WRITTEN PROBLEM:
Retype the material in full, keeping every word the same.

** Begin ENTRIES SUPPLIED **

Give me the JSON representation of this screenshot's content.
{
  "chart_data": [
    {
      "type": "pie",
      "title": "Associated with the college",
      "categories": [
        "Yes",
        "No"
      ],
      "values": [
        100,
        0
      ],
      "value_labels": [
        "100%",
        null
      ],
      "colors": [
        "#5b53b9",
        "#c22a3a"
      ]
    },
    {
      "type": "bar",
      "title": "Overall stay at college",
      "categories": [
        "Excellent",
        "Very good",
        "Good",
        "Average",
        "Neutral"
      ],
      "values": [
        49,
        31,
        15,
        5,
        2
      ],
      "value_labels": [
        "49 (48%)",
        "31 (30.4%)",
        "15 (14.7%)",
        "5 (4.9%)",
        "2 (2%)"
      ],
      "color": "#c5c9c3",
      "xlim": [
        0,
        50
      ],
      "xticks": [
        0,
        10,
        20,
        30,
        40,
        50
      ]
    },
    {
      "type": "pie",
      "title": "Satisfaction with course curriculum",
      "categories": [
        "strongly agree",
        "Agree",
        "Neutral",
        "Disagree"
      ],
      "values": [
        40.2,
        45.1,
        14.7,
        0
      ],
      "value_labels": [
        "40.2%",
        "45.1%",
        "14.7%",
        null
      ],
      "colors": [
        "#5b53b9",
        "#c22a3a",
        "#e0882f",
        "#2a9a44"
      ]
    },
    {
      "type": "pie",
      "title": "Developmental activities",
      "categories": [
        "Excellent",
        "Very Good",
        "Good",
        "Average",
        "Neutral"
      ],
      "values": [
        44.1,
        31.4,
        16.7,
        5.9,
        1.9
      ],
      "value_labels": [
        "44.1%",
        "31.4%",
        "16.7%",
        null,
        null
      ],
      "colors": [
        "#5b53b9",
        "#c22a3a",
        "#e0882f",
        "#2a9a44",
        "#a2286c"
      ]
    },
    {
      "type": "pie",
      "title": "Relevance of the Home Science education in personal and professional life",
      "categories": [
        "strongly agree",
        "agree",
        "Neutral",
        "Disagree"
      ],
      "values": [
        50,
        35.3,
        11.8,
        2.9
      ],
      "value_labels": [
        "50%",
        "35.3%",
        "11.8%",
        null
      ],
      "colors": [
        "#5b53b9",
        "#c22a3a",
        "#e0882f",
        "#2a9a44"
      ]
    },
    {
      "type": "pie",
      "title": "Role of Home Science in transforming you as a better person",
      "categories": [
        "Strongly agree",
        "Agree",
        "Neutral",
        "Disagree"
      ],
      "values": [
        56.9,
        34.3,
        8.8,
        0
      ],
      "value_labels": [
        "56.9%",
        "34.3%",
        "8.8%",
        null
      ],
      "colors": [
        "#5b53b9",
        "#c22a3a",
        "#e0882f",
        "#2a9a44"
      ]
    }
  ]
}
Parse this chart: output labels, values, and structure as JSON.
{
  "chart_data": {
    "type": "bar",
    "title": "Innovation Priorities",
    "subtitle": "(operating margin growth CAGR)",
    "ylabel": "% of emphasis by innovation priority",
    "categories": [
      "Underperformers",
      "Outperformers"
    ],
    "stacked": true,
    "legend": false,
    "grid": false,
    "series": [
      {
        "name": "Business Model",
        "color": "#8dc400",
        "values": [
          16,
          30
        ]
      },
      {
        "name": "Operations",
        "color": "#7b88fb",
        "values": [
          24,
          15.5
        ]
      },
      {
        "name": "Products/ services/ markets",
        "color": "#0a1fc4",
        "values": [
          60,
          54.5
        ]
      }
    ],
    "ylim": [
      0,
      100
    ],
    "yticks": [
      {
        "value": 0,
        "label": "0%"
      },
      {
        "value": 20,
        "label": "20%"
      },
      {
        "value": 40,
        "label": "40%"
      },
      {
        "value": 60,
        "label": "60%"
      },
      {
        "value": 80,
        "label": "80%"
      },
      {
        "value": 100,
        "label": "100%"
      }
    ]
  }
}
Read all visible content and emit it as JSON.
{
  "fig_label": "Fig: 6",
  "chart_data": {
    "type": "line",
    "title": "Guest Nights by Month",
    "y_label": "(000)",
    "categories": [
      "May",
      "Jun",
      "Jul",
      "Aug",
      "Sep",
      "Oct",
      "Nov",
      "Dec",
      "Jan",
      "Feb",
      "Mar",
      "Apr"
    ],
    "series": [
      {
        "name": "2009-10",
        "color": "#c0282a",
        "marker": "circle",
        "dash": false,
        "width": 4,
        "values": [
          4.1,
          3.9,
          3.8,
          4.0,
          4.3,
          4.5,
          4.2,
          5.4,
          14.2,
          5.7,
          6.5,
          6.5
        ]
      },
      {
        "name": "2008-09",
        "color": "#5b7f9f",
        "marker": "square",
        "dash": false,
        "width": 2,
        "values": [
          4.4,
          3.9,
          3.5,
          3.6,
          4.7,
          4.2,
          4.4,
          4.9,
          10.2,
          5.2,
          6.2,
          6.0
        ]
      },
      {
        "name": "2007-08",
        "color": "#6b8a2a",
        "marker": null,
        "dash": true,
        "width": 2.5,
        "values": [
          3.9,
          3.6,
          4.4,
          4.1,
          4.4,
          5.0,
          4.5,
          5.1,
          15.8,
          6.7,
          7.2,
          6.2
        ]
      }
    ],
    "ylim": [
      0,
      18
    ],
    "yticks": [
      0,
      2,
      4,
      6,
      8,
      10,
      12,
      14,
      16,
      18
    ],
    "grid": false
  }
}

** End ENTRIES SUPPLIED **

EXPECTED ANSWER:
Give me the JSON representation of this screenshot's content.
{
  "chart_data": [
    {
      "type": "pie",
      "title": "Associated with the college",
      "categories": [
        "Yes",
        "No"
      ],
      "values": [
        100,
        0
      ],
      "value_labels": [
        "100%",
        null
      ],
      "colors": [
        "#5b53b9",
        "#c22a3a"
      ]
    },
    {
      "type": "bar",
      "title": "Overall stay at college",
      "categories": [
        "Excellent",
        "Very good",
        "Good",
        "Average",
        "Neutral"
      ],
      "values": [
        49,
        31,
        15,
        5,
        2
      ],
      "value_labels": [
        "49 (48%)",
        "31 (30.4%)",
        "15 (14.7%)",
        "5 (4.9%)",
        "2 (2%)"
      ],
      "color": "#c5c9c3",
      "xlim": [
        0,
        50
      ],
      "xticks": [
        0,
        10,
        20,
        30,
        40,
        50
      ]
    },
    {
      "type": "pie",
      "title": "Satisfaction with course curriculum",
      "categories": [
        "strongly agree",
        "Agree",
        "Neutral",
        "Disagree"
      ],
      "values": [
        40.2,
        45.1,
        14.7,
        0
      ],
      "value_labels": [
        "40.2%",
        "45.1%",
        "14.7%",
        null
      ],
      "colors": [
        "#5b53b9",
        "#c22a3a",
        "#e0882f",
        "#2a9a44"
      ]
    },
    {
      "type": "pie",
      "title": "Developmental activities",
      "categories": [
        "Excellent",
        "Very Good",
        "Good",
        "Average",
        "Neutral"
      ],
      "values": [
        44.1,
        31.4,
        16.7,
        5.9,
        1.9
      ],
      "value_labels": [
        "44.1%",
        "31.4%",
        "16.7%",
        null,
        null
      ],
      "colors": [
        "#5b53b9",
        "#c22a3a",
        "#e0882f",
        "#2a9a44",
        "#a2286c"
      ]
    },
    {
      "type": "pie",
      "title": "Relevance of the Home Science education in personal and professional life",
      "categories": [
        "strongly agree",
        "agree",
        "Neutral",
        "Disagree"
      ],
      "values": [
        50,
        35.3,
        11.8,
        2.9
      ],
      "value_labels": [
        "50%",
        "35.3%",
        "11.8%",
        null
      ],
      "colors": [
        "#5b53b9",
        "#c22a3a",
        "#e0882f",
        "#2a9a44"
      ]
    },
    {
      "type": "pie",
      "title": "Role of Home Science in transforming you as a better person",
      "categories": [
        "Strongly agree",
        "Agree",
        "Neutral",
        "Disagree"
      ],
      "values": [
        56.9,
        34.3,
        8.8,
        0
      ],
      "value_labels": [
        "56.9%",
        "34.3%",
        "8.8%",
        null
      ],
      "colors": [
        "#5b53b9",
        "#c22a3a",
        "#e0882f",
        "#2a9a44"
      ]
    }
  ]
}
Parse this chart: output labels, values, and structure as JSON.
{
  "chart_data": {
    "type": "bar",
    "title": "Innovation Priorities",
    "subtitle": "(operating margin growth CAGR)",
    "ylabel": "% of emphasis by innovation priority",
    "categories": [
      "Underperformers",
      "Outperformers"
    ],
    "stacked": true,
    "legend": false,
    "grid": false,
    "series": [
      {
        "name": "Business Model",
        "color": "#8dc400",
        "values": [
          16,
          30
        ]
      },
      {
        "name": "Operations",
        "color": "#7b88fb",
        "values": [
          24,
          15.5
        ]
      },
      {
        "name": "Products/ services/ markets",
        "color": "#0a1fc4",
        "values": [
          60,
          54.5
        ]
      }
    ],
    "ylim": [
      0,
      100
    ],
    "yticks": [
      {
        "value": 0,
        "label": "0%"
      },
      {
        "value": 20,
        "label": "20%"
      },
      {
        "value": 40,
        "label": "40%"
      },
      {
        "value": 60,
        "label": "60%"
      },
      {
        "value": 80,
        "label": "80%"
      },
      {
        "value": 100,
        "label": "100%"
      }
    ]
  }
}
Read all visible content and emit it as JSON.
{
  "fig_label": "Fig: 6",
  "chart_data": {
    "type": "line",
    "title": "Guest Nights by Month",
    "y_label": "(000)",
    "categories": [
      "May",
      "Jun",
      "Jul",
      "Aug",
      "Sep",
      "Oct",
      "Nov",
      "Dec",
      "Jan",
      "Feb",
      "Mar",
      "Apr"
    ],
    "series": [
      {
        "name": "2009-10",
        "color": "#c0282a",
        "marker": "circle",
        "dash": false,
        "width": 4,
        "values": [
          4.1,
          3.9,
          3.8,
          4.0,
          4.3,
          4.5,
          4.2,
          5.4,
          14.2,
          5.7,
          6.5,
          6.5
        ]
      },
      {
        "name": "2008-09",
        "color": "#5b7f9f",
        "marker": "square",
        "dash": false,
        "width": 2,
        "values": [
          4.4,
          3.9,
          3.5,
          3.6,
          4.7,
          4.2,
          4.4,
          4.9,
          10.2,
          5.2,
          6.2,
          6.0
        ]
      },
      {
        "name": "2007-08",
        "color": "#6b8a2a",
        "marker": null,
        "dash": true,
        "width": 2.5,
        "values": [
          3.9,
          3.6,
          4.4,
          4.1,
          4.4,
          5.0,
          4.5,
          5.1,
          15.8,
          6.7,
          7.2,
          6.2
        ]
      }
    ],
    "ylim": [
      0,
      18
    ],
    "yticks": [
      0,
      2,
      4,
      6,
      8,
      10,
      12,
      14,
      16,
      18
    ],
    "grid": false
  }
}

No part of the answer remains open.